- The records
──────────────────────────────

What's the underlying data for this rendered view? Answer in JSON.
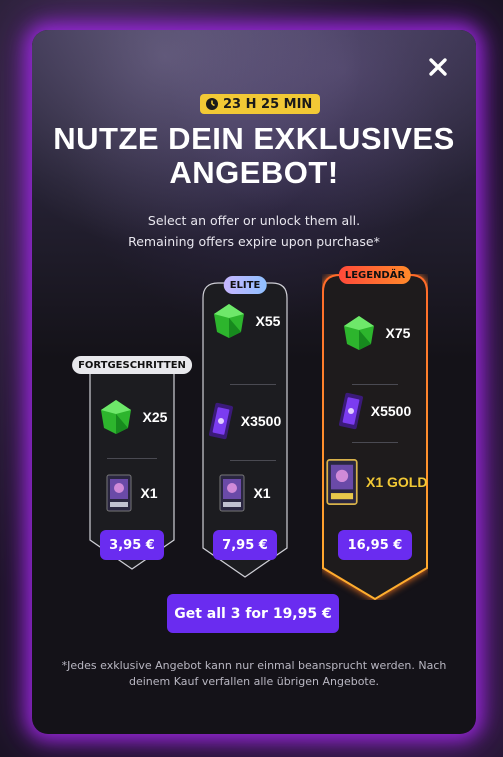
{
  "timer": {
    "text": "23 H 25 MIN",
    "icon": "clock-icon"
  },
  "title": "NUTZE DEIN EXKLUSIVES\nANGEBOT!",
  "subtitle": "Select an offer or unlock them all.\nRemaining offers expire upon purchase*",
  "offers": [
    {
      "badge": "FORTGESCHRITTEN",
      "items": [
        {
          "icon": "green-gem-icon",
          "qty": "X25"
        },
        {
          "icon": "card-pack-icon",
          "qty": "X1"
        }
      ],
      "price": "3,95 €"
    },
    {
      "badge": "ELITE",
      "items": [
        {
          "icon": "green-gem-icon",
          "qty": "X55"
        },
        {
          "icon": "purple-ticket-icon",
          "qty": "X3500"
        },
        {
          "icon": "card-pack-icon",
          "qty": "X1"
        }
      ],
      "price": "7,95 €"
    },
    {
      "badge": "LEGENDÄR",
      "items": [
        {
          "icon": "green-gem-icon",
          "qty": "X75"
        },
        {
          "icon": "purple-ticket-icon",
          "qty": "X5500"
        },
        {
          "icon": "card-pack-icon",
          "qty": "X1 GOLD"
        }
      ],
      "price": "16,95 €"
    }
  ],
  "bundle_button": "Get all 3 for 19,95 €",
  "footnote": "*Jedes exklusive Angebot kann nur einmal beansprucht werden. Nach deinem Kauf verfallen alle übrigen Angebote.",
  "colors": {
    "accent": "#6a2cf0",
    "timer": "#f2c935",
    "glow": "#a028e6",
    "legendary": "#f07a1c",
    "gold_text": "#f2c935"
  }
}
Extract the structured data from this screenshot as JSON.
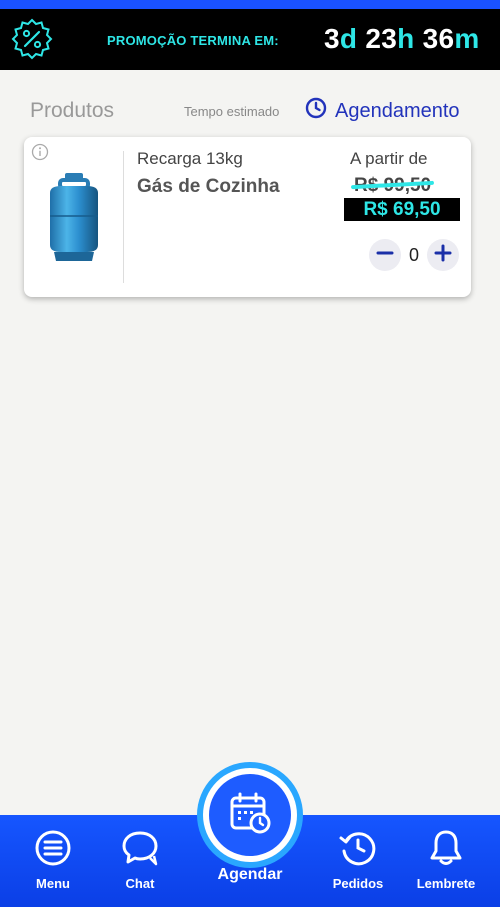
{
  "promo": {
    "text": "PROMOÇÃO TERMINA EM:",
    "days": "3",
    "days_unit": "d",
    "hours": "23",
    "hours_unit": "h",
    "minutes": "36",
    "minutes_unit": "m",
    "badge_icon": "percent-badge-icon"
  },
  "header": {
    "title": "Produtos",
    "estimated_label": "Tempo estimado",
    "schedule_label": "Agendamento",
    "schedule_icon": "clock-icon"
  },
  "product": {
    "subtitle": "Recarga 13kg",
    "name": "Gás de Cozinha",
    "from_label": "A partir de",
    "old_price": "R$ 99,50",
    "new_price": "R$ 69,50",
    "quantity": "0",
    "image_icon": "gas-cylinder-icon",
    "info_icon": "info-icon"
  },
  "bottom_nav": {
    "menu_label": "Menu",
    "chat_label": "Chat",
    "schedule_label": "Agendar",
    "orders_label": "Pedidos",
    "reminder_label": "Lembrete"
  },
  "colors": {
    "accent_cyan": "#2ee6e6",
    "brand_blue": "#1656ff",
    "link_blue": "#2233bb"
  }
}
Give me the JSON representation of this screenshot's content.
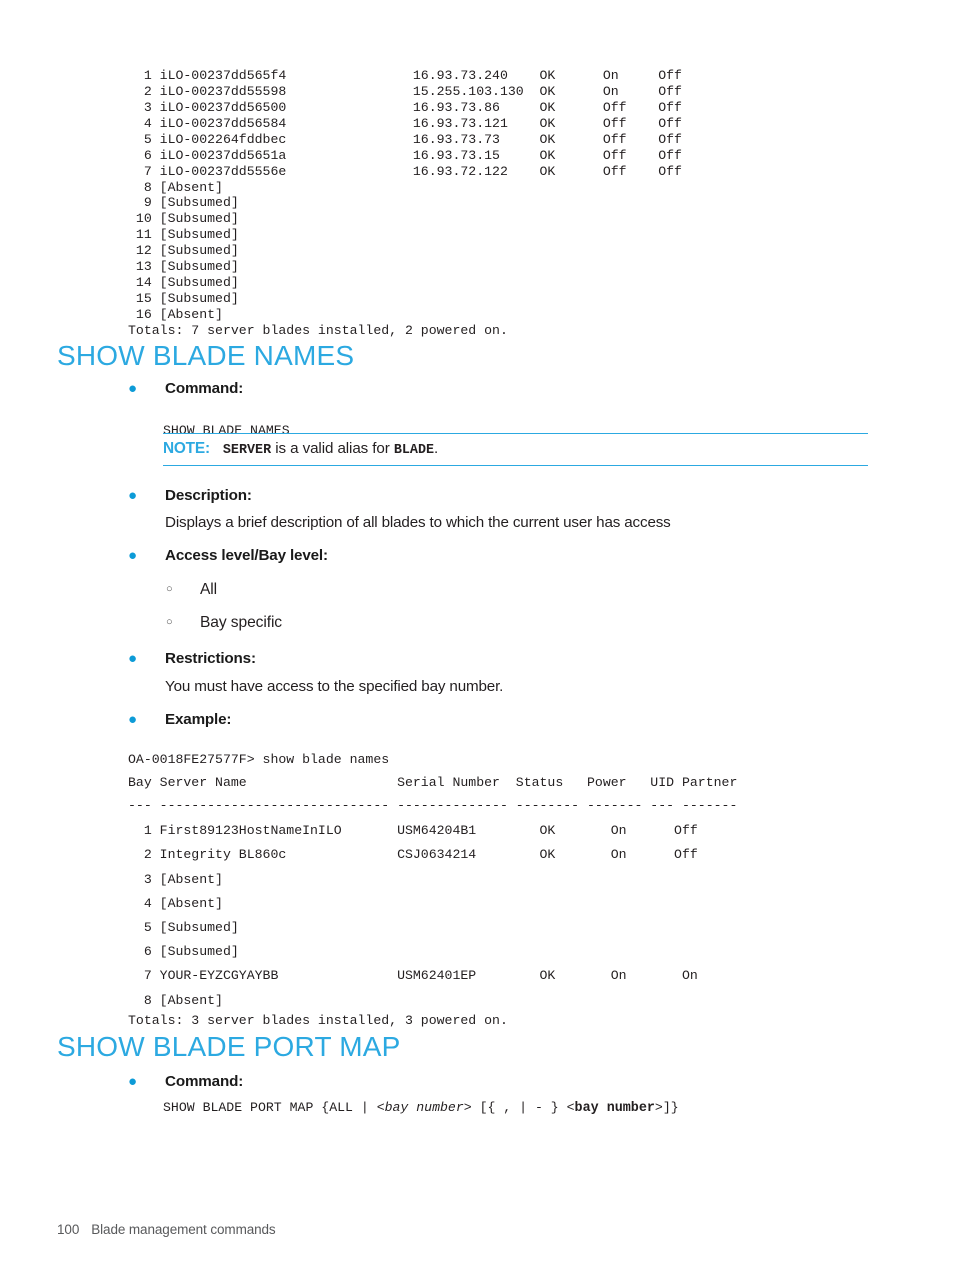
{
  "page": {
    "number": "100",
    "footer_title": "Blade management commands"
  },
  "colors": {
    "heading_blue": "#2CA9E1",
    "bullet_blue": "#0D9BD7",
    "note_blue": "#2CA9E1",
    "text": "#231f20"
  },
  "top_output": {
    "lines": [
      "  1 iLO-00237dd565f4                16.93.73.240    OK      On     Off",
      "  2 iLO-00237dd55598                15.255.103.130  OK      On     Off",
      "  3 iLO-00237dd56500                16.93.73.86     OK      Off    Off",
      "  4 iLO-00237dd56584                16.93.73.121    OK      Off    Off",
      "  5 iLO-002264fddbec                16.93.73.73     OK      Off    Off",
      "  6 iLO-00237dd5651a                16.93.73.15     OK      Off    Off",
      "  7 iLO-00237dd5556e                16.93.72.122    OK      Off    Off",
      "  8 [Absent]",
      "  9 [Subsumed]",
      " 10 [Subsumed]",
      " 11 [Subsumed]",
      " 12 [Subsumed]",
      " 13 [Subsumed]",
      " 14 [Subsumed]",
      " 15 [Subsumed]",
      " 16 [Absent]",
      "Totals: 7 server blades installed, 2 powered on."
    ],
    "rows": [
      {
        "bay": "1",
        "name": "iLO-00237dd565f4",
        "ip": "16.93.73.240",
        "status": "OK",
        "power": "On",
        "uid": "Off"
      },
      {
        "bay": "2",
        "name": "iLO-00237dd55598",
        "ip": "15.255.103.130",
        "status": "OK",
        "power": "On",
        "uid": "Off"
      },
      {
        "bay": "3",
        "name": "iLO-00237dd56500",
        "ip": "16.93.73.86",
        "status": "OK",
        "power": "Off",
        "uid": "Off"
      },
      {
        "bay": "4",
        "name": "iLO-00237dd56584",
        "ip": "16.93.73.121",
        "status": "OK",
        "power": "Off",
        "uid": "Off"
      },
      {
        "bay": "5",
        "name": "iLO-002264fddbec",
        "ip": "16.93.73.73",
        "status": "OK",
        "power": "Off",
        "uid": "Off"
      },
      {
        "bay": "6",
        "name": "iLO-00237dd5651a",
        "ip": "16.93.73.15",
        "status": "OK",
        "power": "Off",
        "uid": "Off"
      },
      {
        "bay": "7",
        "name": "iLO-00237dd5556e",
        "ip": "16.93.72.122",
        "status": "OK",
        "power": "Off",
        "uid": "Off"
      },
      {
        "bay": "8",
        "name": "[Absent]"
      },
      {
        "bay": "9",
        "name": "[Subsumed]"
      },
      {
        "bay": "10",
        "name": "[Subsumed]"
      },
      {
        "bay": "11",
        "name": "[Subsumed]"
      },
      {
        "bay": "12",
        "name": "[Subsumed]"
      },
      {
        "bay": "13",
        "name": "[Subsumed]"
      },
      {
        "bay": "14",
        "name": "[Subsumed]"
      },
      {
        "bay": "15",
        "name": "[Subsumed]"
      },
      {
        "bay": "16",
        "name": "[Absent]"
      }
    ],
    "totals": "Totals: 7 server blades installed, 2 powered on."
  },
  "section_names": {
    "heading": "SHOW BLADE NAMES",
    "command_label": "Command:",
    "command_syntax": "SHOW BLADE NAMES",
    "note": {
      "title": "NOTE:",
      "mono_first": "SERVER",
      "text_middle": " is a valid alias for ",
      "mono_second": "BLADE",
      "text_end": "."
    },
    "description_label": "Description:",
    "description_text": "Displays a brief description of all blades to which the current user has access",
    "access_label": "Access level/Bay level:",
    "access_items": [
      "All",
      "Bay specific"
    ],
    "restrictions_label": "Restrictions:",
    "restrictions_text": "You must have access to the specified bay number.",
    "example_label": "Example:",
    "example": {
      "prompt_line": "OA-0018FE27577F> show blade names",
      "header_line": "Bay Server Name                   Serial Number  Status   Power   UID Partner",
      "separator_line": "--- ----------------------------- -------------- -------- ------- --- -------",
      "lines": [
        "  1 First89123HostNameInILO       USM64204B1        OK       On      Off",
        "  2 Integrity BL860c              CSJ0634214        OK       On      Off",
        "  3 [Absent]",
        "  4 [Absent]",
        "  5 [Subsumed]",
        "  6 [Subsumed]",
        "  7 YOUR-EYZCGYAYBB               USM62401EP        OK       On       On",
        "  8 [Absent]"
      ],
      "columns": [
        "Bay",
        "Server Name",
        "Serial Number",
        "Status",
        "Power",
        "UID",
        "Partner"
      ],
      "rows": [
        {
          "bay": "1",
          "server_name": "First89123HostNameInILO",
          "serial": "USM64204B1",
          "status": "OK",
          "power": "On",
          "uid": "",
          "partner": "Off"
        },
        {
          "bay": "2",
          "server_name": "Integrity BL860c",
          "serial": "CSJ0634214",
          "status": "OK",
          "power": "On",
          "uid": "",
          "partner": "Off"
        },
        {
          "bay": "3",
          "server_name": "[Absent]"
        },
        {
          "bay": "4",
          "server_name": "[Absent]"
        },
        {
          "bay": "5",
          "server_name": "[Subsumed]"
        },
        {
          "bay": "6",
          "server_name": "[Subsumed]"
        },
        {
          "bay": "7",
          "server_name": "YOUR-EYZCGYAYBB",
          "serial": "USM62401EP",
          "status": "OK",
          "power": "On",
          "uid": "",
          "partner": "On"
        },
        {
          "bay": "8",
          "server_name": "[Absent]"
        }
      ],
      "totals": "Totals: 3 server blades installed, 3 powered on."
    }
  },
  "section_portmap": {
    "heading": "SHOW BLADE PORT MAP",
    "command_label": "Command:",
    "syntax": {
      "part1": "SHOW BLADE PORT MAP {ALL | ",
      "italic1": "<bay number>",
      "part2": " [{ , | - } <",
      "bold1": "bay number",
      "part3": ">]}"
    }
  }
}
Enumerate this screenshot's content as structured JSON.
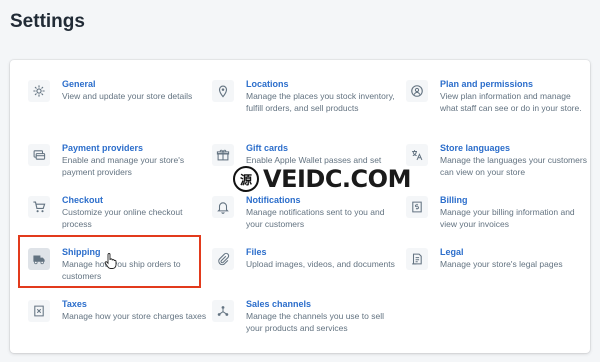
{
  "page": {
    "title": "Settings"
  },
  "items": {
    "general": {
      "title": "General",
      "desc": "View and update your store details",
      "icon": "gear-icon"
    },
    "locations": {
      "title": "Locations",
      "desc": "Manage the places you stock inventory, fulfill orders, and sell products",
      "icon": "map-pin-icon"
    },
    "plan": {
      "title": "Plan and permissions",
      "desc": "View plan information and manage what staff can see or do in your store.",
      "icon": "account-icon"
    },
    "payment": {
      "title": "Payment providers",
      "desc": "Enable and manage your store's payment providers",
      "icon": "payment-icon"
    },
    "gift": {
      "title": "Gift cards",
      "desc": "Enable Apple Wallet passes and set",
      "icon": "gift-icon"
    },
    "languages": {
      "title": "Store languages",
      "desc": "Manage the languages your customers can view on your store",
      "icon": "translate-icon"
    },
    "checkout": {
      "title": "Checkout",
      "desc": "Customize your online checkout process",
      "icon": "cart-icon"
    },
    "notifications": {
      "title": "Notifications",
      "desc": "Manage notifications sent to you and your customers",
      "icon": "bell-icon"
    },
    "billing": {
      "title": "Billing",
      "desc": "Manage your billing information and view your invoices",
      "icon": "billing-icon"
    },
    "shipping": {
      "title": "Shipping",
      "desc": "Manage how you ship orders to customers",
      "icon": "truck-icon"
    },
    "files": {
      "title": "Files",
      "desc": "Upload images, videos, and documents",
      "icon": "paperclip-icon"
    },
    "legal": {
      "title": "Legal",
      "desc": "Manage your store's legal pages",
      "icon": "document-icon"
    },
    "taxes": {
      "title": "Taxes",
      "desc": "Manage how your store charges taxes",
      "icon": "tax-icon"
    },
    "sales": {
      "title": "Sales channels",
      "desc": "Manage the channels you use to sell your products and services",
      "icon": "channels-icon"
    }
  },
  "watermark": {
    "seal": "源",
    "text": "VEIDC.COM"
  },
  "colors": {
    "link": "#2c6ecb",
    "highlight": "#e23a1c",
    "muted": "#637381"
  }
}
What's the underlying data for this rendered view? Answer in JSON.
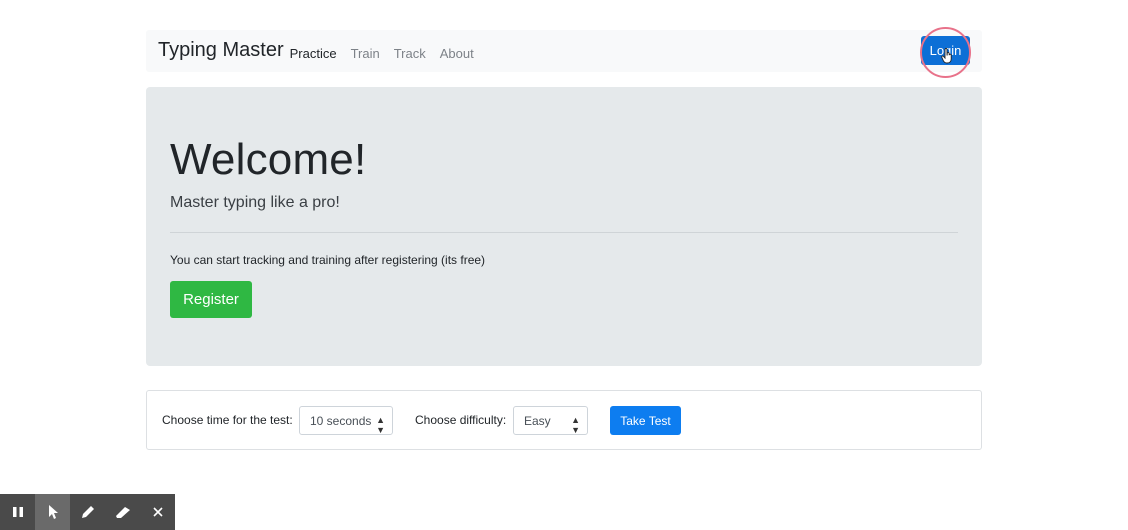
{
  "navbar": {
    "brand": "Typing Master",
    "links": [
      {
        "label": "Practice",
        "active": true
      },
      {
        "label": "Train",
        "active": false
      },
      {
        "label": "Track",
        "active": false
      },
      {
        "label": "About",
        "active": false
      }
    ],
    "login_label": "Login"
  },
  "jumbotron": {
    "title": "Welcome!",
    "lead": "Master typing like a pro!",
    "text": "You can start tracking and training after registering (its free)",
    "register_label": "Register"
  },
  "test_panel": {
    "time_label": "Choose time for the test:",
    "time_value": "10 seconds",
    "difficulty_label": "Choose difficulty:",
    "difficulty_value": "Easy",
    "take_test_label": "Take Test"
  },
  "recorder_toolbar": {
    "tools": [
      "pause-icon",
      "pointer-icon",
      "pen-icon",
      "eraser-icon",
      "close-icon"
    ],
    "selected": "pointer-icon"
  },
  "colors": {
    "primary": "#0d6fd6",
    "success": "#2fb843",
    "jumbotron_bg": "#e5e9eb",
    "click_ring": "#e8728a"
  }
}
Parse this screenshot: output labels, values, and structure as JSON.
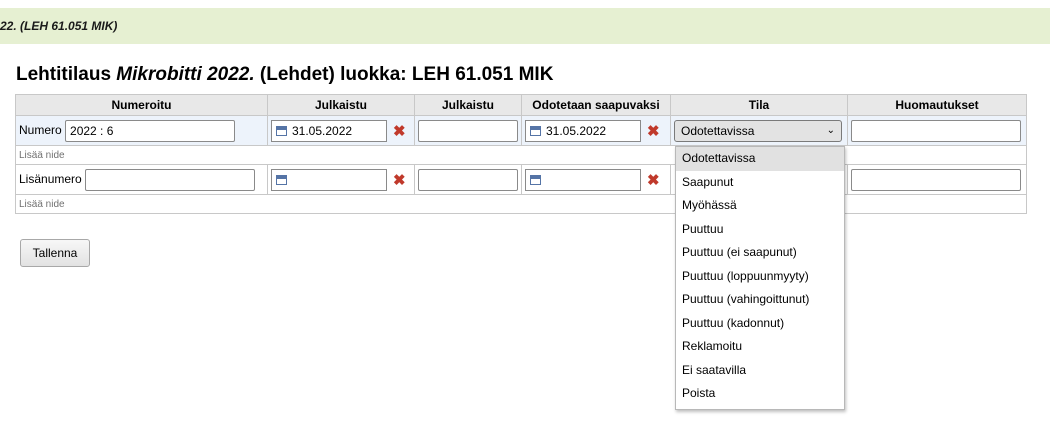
{
  "breadcrumb": "22. (LEH 61.051 MIK)",
  "title": {
    "prefix": "Lehtitilaus ",
    "name": "Mikrobitti 2022.",
    "suffix": " (Lehdet) luokka: LEH 61.051 MIK"
  },
  "table": {
    "headers": [
      "Numeroitu",
      "Julkaistu",
      "Julkaistu",
      "Odotetaan saapuvaksi",
      "Tila",
      "Huomautukset"
    ],
    "row1": {
      "label": "Numero",
      "number_value": "2022 : 6",
      "published_date": "31.05.2022",
      "published_text": "",
      "expected_date": "31.05.2022",
      "status": "Odotettavissa",
      "notes": ""
    },
    "add_volume_1": "Lisää nide",
    "row2": {
      "label": "Lisänumero",
      "number_value": "",
      "published_date": "",
      "published_text": "",
      "expected_date": "",
      "notes": ""
    },
    "add_volume_2": "Lisää nide"
  },
  "save_button": "Tallenna",
  "status_options": [
    "Odotettavissa",
    "Saapunut",
    "Myöhässä",
    "Puuttuu",
    "Puuttuu (ei saapunut)",
    "Puuttuu (loppuunmyyty)",
    "Puuttuu (vahingoittunut)",
    "Puuttuu (kadonnut)",
    "Reklamoitu",
    "Ei saatavilla",
    "Poista"
  ],
  "icons": [
    "calendar-icon",
    "delete-x-icon",
    "chevron-down-icon"
  ],
  "colors": {
    "breadcrumb_bg": "#e6f0d2",
    "delete_red": "#c0392b",
    "row_highlight": "#edf3fb"
  }
}
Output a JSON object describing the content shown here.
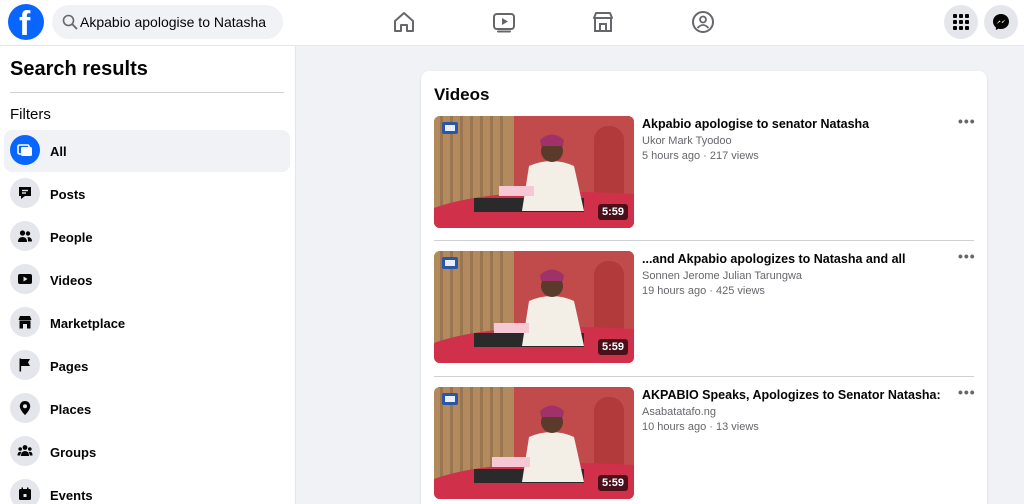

──────────────────────────────

- The exercise
Pull every line holding "pointer" out of the records.

- Answer for this exercise
      "pointer-icon",
    "selected": "pointer-icon"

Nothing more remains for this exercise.